→ **DATASET EXTRACT**

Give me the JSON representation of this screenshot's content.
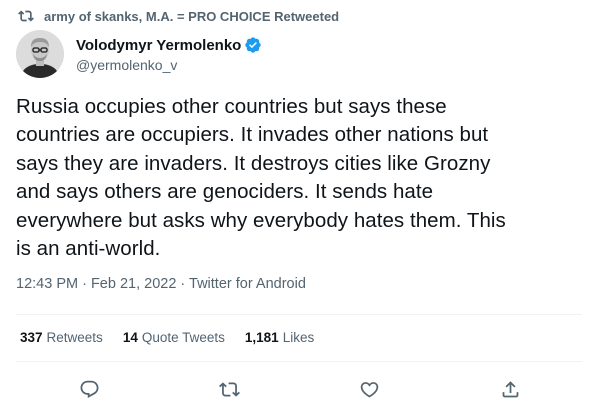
{
  "retweet_header": {
    "text": "army of skanks, M.A. = PRO CHOICE Retweeted",
    "icon": "retweet-icon"
  },
  "author": {
    "name": "Volodymyr Yermolenko",
    "handle": "@yermolenko_v",
    "verified": true,
    "verified_color": "#1d9bf0"
  },
  "tweet": {
    "text": "Russia occupies other countries but says these\ncountries are occupiers. It invades other nations but\nsays they are invaders. It destroys cities like Grozny\nand says others are genociders. It sends hate\neverywhere but asks why everybody hates them. This\nis an anti-world.",
    "meta": "12:43 PM · Feb 21, 2022 · Twitter for Android"
  },
  "stats": {
    "retweets": {
      "count": "337",
      "label": "Retweets"
    },
    "quote_tweets": {
      "count": "14",
      "label": "Quote Tweets"
    },
    "likes": {
      "count": "1,181",
      "label": "Likes"
    }
  },
  "actions": {
    "reply_icon": "reply-icon",
    "retweet_icon": "retweet-icon",
    "like_icon": "heart-icon",
    "share_icon": "share-icon"
  },
  "colors": {
    "text_primary": "#0f1419",
    "text_secondary": "#536471",
    "divider": "#eff3f4",
    "accent": "#1d9bf0"
  }
}
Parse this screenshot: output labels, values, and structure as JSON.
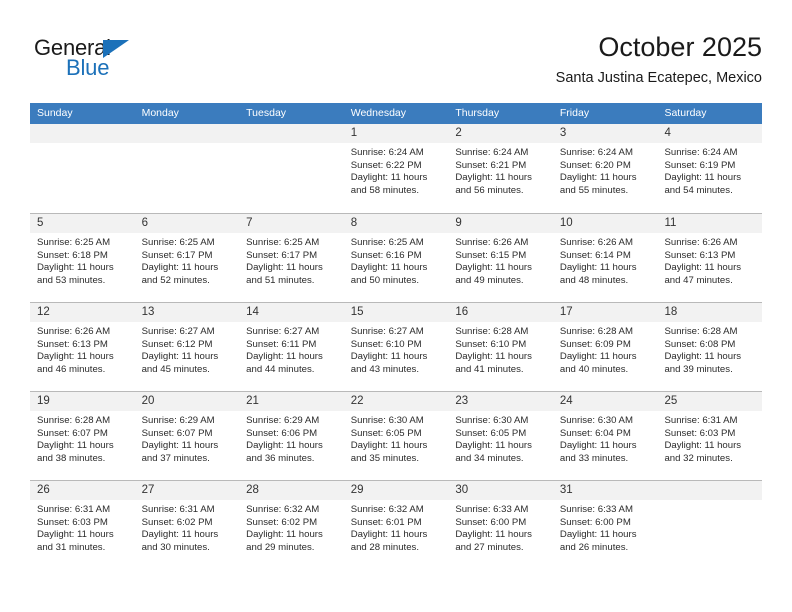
{
  "brand": {
    "name_part1": "General",
    "name_part2": "Blue",
    "accent_color": "#1c71b9",
    "triangle_icon": "brand-triangle-icon"
  },
  "header": {
    "title": "October 2025",
    "subtitle": "Santa Justina Ecatepec, Mexico"
  },
  "calendar": {
    "header_bg": "#3b7cbe",
    "daynum_bg": "#f2f2f2",
    "weekday_labels": [
      "Sunday",
      "Monday",
      "Tuesday",
      "Wednesday",
      "Thursday",
      "Friday",
      "Saturday"
    ],
    "weeks": [
      [
        {
          "day": "",
          "lines": []
        },
        {
          "day": "",
          "lines": []
        },
        {
          "day": "",
          "lines": []
        },
        {
          "day": "1",
          "lines": [
            "Sunrise: 6:24 AM",
            "Sunset: 6:22 PM",
            "Daylight: 11 hours",
            "and 58 minutes."
          ]
        },
        {
          "day": "2",
          "lines": [
            "Sunrise: 6:24 AM",
            "Sunset: 6:21 PM",
            "Daylight: 11 hours",
            "and 56 minutes."
          ]
        },
        {
          "day": "3",
          "lines": [
            "Sunrise: 6:24 AM",
            "Sunset: 6:20 PM",
            "Daylight: 11 hours",
            "and 55 minutes."
          ]
        },
        {
          "day": "4",
          "lines": [
            "Sunrise: 6:24 AM",
            "Sunset: 6:19 PM",
            "Daylight: 11 hours",
            "and 54 minutes."
          ]
        }
      ],
      [
        {
          "day": "5",
          "lines": [
            "Sunrise: 6:25 AM",
            "Sunset: 6:18 PM",
            "Daylight: 11 hours",
            "and 53 minutes."
          ]
        },
        {
          "day": "6",
          "lines": [
            "Sunrise: 6:25 AM",
            "Sunset: 6:17 PM",
            "Daylight: 11 hours",
            "and 52 minutes."
          ]
        },
        {
          "day": "7",
          "lines": [
            "Sunrise: 6:25 AM",
            "Sunset: 6:17 PM",
            "Daylight: 11 hours",
            "and 51 minutes."
          ]
        },
        {
          "day": "8",
          "lines": [
            "Sunrise: 6:25 AM",
            "Sunset: 6:16 PM",
            "Daylight: 11 hours",
            "and 50 minutes."
          ]
        },
        {
          "day": "9",
          "lines": [
            "Sunrise: 6:26 AM",
            "Sunset: 6:15 PM",
            "Daylight: 11 hours",
            "and 49 minutes."
          ]
        },
        {
          "day": "10",
          "lines": [
            "Sunrise: 6:26 AM",
            "Sunset: 6:14 PM",
            "Daylight: 11 hours",
            "and 48 minutes."
          ]
        },
        {
          "day": "11",
          "lines": [
            "Sunrise: 6:26 AM",
            "Sunset: 6:13 PM",
            "Daylight: 11 hours",
            "and 47 minutes."
          ]
        }
      ],
      [
        {
          "day": "12",
          "lines": [
            "Sunrise: 6:26 AM",
            "Sunset: 6:13 PM",
            "Daylight: 11 hours",
            "and 46 minutes."
          ]
        },
        {
          "day": "13",
          "lines": [
            "Sunrise: 6:27 AM",
            "Sunset: 6:12 PM",
            "Daylight: 11 hours",
            "and 45 minutes."
          ]
        },
        {
          "day": "14",
          "lines": [
            "Sunrise: 6:27 AM",
            "Sunset: 6:11 PM",
            "Daylight: 11 hours",
            "and 44 minutes."
          ]
        },
        {
          "day": "15",
          "lines": [
            "Sunrise: 6:27 AM",
            "Sunset: 6:10 PM",
            "Daylight: 11 hours",
            "and 43 minutes."
          ]
        },
        {
          "day": "16",
          "lines": [
            "Sunrise: 6:28 AM",
            "Sunset: 6:10 PM",
            "Daylight: 11 hours",
            "and 41 minutes."
          ]
        },
        {
          "day": "17",
          "lines": [
            "Sunrise: 6:28 AM",
            "Sunset: 6:09 PM",
            "Daylight: 11 hours",
            "and 40 minutes."
          ]
        },
        {
          "day": "18",
          "lines": [
            "Sunrise: 6:28 AM",
            "Sunset: 6:08 PM",
            "Daylight: 11 hours",
            "and 39 minutes."
          ]
        }
      ],
      [
        {
          "day": "19",
          "lines": [
            "Sunrise: 6:28 AM",
            "Sunset: 6:07 PM",
            "Daylight: 11 hours",
            "and 38 minutes."
          ]
        },
        {
          "day": "20",
          "lines": [
            "Sunrise: 6:29 AM",
            "Sunset: 6:07 PM",
            "Daylight: 11 hours",
            "and 37 minutes."
          ]
        },
        {
          "day": "21",
          "lines": [
            "Sunrise: 6:29 AM",
            "Sunset: 6:06 PM",
            "Daylight: 11 hours",
            "and 36 minutes."
          ]
        },
        {
          "day": "22",
          "lines": [
            "Sunrise: 6:30 AM",
            "Sunset: 6:05 PM",
            "Daylight: 11 hours",
            "and 35 minutes."
          ]
        },
        {
          "day": "23",
          "lines": [
            "Sunrise: 6:30 AM",
            "Sunset: 6:05 PM",
            "Daylight: 11 hours",
            "and 34 minutes."
          ]
        },
        {
          "day": "24",
          "lines": [
            "Sunrise: 6:30 AM",
            "Sunset: 6:04 PM",
            "Daylight: 11 hours",
            "and 33 minutes."
          ]
        },
        {
          "day": "25",
          "lines": [
            "Sunrise: 6:31 AM",
            "Sunset: 6:03 PM",
            "Daylight: 11 hours",
            "and 32 minutes."
          ]
        }
      ],
      [
        {
          "day": "26",
          "lines": [
            "Sunrise: 6:31 AM",
            "Sunset: 6:03 PM",
            "Daylight: 11 hours",
            "and 31 minutes."
          ]
        },
        {
          "day": "27",
          "lines": [
            "Sunrise: 6:31 AM",
            "Sunset: 6:02 PM",
            "Daylight: 11 hours",
            "and 30 minutes."
          ]
        },
        {
          "day": "28",
          "lines": [
            "Sunrise: 6:32 AM",
            "Sunset: 6:02 PM",
            "Daylight: 11 hours",
            "and 29 minutes."
          ]
        },
        {
          "day": "29",
          "lines": [
            "Sunrise: 6:32 AM",
            "Sunset: 6:01 PM",
            "Daylight: 11 hours",
            "and 28 minutes."
          ]
        },
        {
          "day": "30",
          "lines": [
            "Sunrise: 6:33 AM",
            "Sunset: 6:00 PM",
            "Daylight: 11 hours",
            "and 27 minutes."
          ]
        },
        {
          "day": "31",
          "lines": [
            "Sunrise: 6:33 AM",
            "Sunset: 6:00 PM",
            "Daylight: 11 hours",
            "and 26 minutes."
          ]
        },
        {
          "day": "",
          "lines": []
        }
      ]
    ]
  }
}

→ **REQUIREMENT**
Among the entries above, how many lines hold the word "JSON"? Reply with only that number.

→ **RIGHT ANSWER**
2